• _What you need to do_
Filter the records below and copy every line containing the word "Algorithms".

• _Excerpted data_
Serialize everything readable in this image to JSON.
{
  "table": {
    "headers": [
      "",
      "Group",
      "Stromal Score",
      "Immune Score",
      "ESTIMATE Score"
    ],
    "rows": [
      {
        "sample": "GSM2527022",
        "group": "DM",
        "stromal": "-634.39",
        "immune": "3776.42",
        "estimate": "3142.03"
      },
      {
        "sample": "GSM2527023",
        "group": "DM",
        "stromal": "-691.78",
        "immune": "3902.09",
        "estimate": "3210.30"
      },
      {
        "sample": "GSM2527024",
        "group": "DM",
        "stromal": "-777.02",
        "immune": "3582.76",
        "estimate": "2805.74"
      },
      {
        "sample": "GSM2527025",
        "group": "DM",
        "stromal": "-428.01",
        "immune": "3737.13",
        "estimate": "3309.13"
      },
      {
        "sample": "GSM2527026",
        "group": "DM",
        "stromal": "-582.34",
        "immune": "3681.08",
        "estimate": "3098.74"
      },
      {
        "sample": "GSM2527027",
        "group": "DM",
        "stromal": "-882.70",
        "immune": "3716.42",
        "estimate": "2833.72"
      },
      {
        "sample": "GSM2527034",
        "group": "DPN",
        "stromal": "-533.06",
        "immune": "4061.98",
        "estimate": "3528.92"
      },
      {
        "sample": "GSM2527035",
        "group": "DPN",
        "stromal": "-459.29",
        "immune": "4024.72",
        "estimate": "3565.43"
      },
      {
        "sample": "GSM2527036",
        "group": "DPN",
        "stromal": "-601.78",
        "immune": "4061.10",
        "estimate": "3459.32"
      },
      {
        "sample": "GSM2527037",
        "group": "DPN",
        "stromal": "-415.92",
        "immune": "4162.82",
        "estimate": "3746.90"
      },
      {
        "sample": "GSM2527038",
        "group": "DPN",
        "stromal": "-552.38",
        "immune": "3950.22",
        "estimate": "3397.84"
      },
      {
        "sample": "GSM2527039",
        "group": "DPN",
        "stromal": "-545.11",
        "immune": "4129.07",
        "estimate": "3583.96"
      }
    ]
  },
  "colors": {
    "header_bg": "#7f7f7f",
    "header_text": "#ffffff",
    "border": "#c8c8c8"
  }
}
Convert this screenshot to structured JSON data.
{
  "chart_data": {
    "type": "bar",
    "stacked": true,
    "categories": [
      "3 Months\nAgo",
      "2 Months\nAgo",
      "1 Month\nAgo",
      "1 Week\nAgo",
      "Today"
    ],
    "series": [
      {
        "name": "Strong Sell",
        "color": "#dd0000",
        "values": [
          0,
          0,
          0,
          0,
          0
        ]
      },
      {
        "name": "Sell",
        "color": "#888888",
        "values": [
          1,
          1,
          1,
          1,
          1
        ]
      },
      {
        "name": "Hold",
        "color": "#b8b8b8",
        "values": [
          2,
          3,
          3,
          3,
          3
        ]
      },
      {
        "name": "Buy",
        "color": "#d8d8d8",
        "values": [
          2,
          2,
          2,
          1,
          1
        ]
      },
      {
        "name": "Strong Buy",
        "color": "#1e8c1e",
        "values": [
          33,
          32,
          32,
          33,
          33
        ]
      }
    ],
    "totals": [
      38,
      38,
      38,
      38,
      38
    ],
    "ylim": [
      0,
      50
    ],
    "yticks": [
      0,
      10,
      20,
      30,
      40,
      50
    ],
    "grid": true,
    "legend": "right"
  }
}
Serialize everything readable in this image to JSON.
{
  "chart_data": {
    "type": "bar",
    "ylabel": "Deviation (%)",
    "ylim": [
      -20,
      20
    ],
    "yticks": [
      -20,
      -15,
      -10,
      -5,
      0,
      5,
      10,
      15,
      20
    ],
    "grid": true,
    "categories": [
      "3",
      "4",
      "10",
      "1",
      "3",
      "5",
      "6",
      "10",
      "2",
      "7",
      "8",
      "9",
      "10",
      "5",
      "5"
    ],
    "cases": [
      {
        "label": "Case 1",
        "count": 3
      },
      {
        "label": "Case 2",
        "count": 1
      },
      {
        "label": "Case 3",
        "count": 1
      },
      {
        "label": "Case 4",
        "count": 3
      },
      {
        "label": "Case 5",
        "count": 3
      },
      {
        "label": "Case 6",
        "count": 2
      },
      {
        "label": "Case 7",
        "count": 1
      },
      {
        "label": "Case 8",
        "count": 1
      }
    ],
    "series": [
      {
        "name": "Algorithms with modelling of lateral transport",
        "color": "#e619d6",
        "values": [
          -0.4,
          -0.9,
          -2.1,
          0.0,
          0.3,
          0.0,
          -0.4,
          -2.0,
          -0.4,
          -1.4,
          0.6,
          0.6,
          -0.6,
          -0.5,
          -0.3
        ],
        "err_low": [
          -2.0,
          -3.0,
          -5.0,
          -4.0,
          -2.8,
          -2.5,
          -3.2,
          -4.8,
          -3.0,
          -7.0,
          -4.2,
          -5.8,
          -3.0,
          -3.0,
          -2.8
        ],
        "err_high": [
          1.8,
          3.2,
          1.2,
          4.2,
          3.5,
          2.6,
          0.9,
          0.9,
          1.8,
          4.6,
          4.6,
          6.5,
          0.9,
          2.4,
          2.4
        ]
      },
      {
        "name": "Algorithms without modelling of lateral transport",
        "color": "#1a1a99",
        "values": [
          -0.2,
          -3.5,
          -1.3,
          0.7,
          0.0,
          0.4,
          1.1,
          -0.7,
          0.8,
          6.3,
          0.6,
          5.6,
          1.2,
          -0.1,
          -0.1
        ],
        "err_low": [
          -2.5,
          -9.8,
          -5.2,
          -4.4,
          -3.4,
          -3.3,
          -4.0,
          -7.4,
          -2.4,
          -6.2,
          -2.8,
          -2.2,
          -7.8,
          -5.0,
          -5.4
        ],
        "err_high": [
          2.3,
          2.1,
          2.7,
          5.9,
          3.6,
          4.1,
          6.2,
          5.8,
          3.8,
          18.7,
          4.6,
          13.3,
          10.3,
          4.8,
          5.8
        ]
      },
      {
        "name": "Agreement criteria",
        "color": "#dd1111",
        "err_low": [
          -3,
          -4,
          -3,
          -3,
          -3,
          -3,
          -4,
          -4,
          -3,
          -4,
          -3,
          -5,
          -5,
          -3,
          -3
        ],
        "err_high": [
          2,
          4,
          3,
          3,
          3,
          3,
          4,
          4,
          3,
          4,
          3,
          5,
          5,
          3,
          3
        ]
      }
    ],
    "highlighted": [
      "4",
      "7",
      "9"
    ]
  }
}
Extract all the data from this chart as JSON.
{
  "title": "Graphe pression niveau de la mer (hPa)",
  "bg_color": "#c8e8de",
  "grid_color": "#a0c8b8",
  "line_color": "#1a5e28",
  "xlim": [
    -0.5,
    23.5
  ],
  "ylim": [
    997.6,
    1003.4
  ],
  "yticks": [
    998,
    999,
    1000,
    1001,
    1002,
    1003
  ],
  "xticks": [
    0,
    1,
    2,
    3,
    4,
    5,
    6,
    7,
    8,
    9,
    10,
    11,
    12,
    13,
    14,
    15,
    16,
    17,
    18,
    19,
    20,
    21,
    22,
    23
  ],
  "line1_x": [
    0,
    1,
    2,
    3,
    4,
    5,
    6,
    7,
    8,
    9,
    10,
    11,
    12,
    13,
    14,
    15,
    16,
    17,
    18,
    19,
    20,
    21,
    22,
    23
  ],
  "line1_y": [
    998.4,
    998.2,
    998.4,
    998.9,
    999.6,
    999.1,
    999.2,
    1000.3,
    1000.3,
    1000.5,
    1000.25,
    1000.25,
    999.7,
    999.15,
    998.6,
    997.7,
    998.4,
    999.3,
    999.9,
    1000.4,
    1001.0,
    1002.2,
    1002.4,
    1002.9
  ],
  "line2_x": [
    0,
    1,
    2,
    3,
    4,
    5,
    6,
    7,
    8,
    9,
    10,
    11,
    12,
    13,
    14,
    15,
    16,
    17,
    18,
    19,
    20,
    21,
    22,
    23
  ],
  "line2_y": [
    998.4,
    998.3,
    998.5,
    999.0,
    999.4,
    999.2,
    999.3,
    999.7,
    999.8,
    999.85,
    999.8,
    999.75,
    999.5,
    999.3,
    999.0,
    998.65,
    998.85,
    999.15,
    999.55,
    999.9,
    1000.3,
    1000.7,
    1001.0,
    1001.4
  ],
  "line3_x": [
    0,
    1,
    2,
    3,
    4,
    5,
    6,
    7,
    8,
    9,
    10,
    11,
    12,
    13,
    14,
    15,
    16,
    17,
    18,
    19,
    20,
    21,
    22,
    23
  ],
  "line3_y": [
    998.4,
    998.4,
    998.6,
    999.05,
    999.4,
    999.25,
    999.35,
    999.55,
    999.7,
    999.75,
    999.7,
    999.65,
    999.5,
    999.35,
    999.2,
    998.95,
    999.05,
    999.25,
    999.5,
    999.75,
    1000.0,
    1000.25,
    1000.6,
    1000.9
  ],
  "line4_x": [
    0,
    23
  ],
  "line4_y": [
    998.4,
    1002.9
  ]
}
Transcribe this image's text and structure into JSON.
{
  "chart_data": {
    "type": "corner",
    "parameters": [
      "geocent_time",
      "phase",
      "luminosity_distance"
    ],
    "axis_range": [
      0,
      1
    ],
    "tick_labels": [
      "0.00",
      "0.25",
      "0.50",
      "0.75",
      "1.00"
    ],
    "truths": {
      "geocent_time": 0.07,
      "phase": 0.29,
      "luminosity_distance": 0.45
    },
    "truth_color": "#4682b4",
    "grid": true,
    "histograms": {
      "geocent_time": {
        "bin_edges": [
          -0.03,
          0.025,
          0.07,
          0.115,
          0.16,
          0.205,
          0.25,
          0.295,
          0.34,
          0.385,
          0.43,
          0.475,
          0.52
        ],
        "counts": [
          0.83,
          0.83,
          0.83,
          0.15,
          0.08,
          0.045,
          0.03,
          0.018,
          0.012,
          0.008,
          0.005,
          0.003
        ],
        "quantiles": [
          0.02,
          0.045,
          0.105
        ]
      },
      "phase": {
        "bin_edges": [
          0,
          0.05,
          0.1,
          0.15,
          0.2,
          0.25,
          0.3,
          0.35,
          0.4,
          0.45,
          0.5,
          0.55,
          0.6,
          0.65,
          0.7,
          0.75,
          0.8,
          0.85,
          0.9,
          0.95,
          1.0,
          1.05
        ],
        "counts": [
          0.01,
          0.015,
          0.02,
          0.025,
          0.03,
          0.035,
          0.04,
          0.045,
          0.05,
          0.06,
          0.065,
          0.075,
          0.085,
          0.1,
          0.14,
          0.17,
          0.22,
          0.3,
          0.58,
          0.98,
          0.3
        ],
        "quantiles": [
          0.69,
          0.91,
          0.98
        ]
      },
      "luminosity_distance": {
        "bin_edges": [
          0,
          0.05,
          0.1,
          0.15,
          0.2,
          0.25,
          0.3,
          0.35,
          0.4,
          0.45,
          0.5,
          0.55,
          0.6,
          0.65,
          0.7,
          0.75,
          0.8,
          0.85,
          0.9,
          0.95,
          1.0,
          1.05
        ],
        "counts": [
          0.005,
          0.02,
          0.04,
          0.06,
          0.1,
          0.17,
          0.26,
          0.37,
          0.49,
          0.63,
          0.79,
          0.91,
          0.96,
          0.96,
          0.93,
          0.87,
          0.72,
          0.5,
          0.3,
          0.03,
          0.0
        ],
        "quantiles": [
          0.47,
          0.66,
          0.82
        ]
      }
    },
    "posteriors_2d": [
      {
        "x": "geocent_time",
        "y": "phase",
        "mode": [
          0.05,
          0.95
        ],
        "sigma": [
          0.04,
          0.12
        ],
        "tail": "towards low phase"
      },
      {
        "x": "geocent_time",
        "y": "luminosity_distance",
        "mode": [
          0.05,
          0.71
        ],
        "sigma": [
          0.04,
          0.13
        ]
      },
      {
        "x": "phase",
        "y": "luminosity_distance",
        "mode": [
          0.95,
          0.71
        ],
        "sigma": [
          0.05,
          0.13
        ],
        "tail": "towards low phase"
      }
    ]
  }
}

• _Written response_
        "name": "Algorithms with modelling of lateral transport",
        "name": "Algorithms without modelling of lateral transport",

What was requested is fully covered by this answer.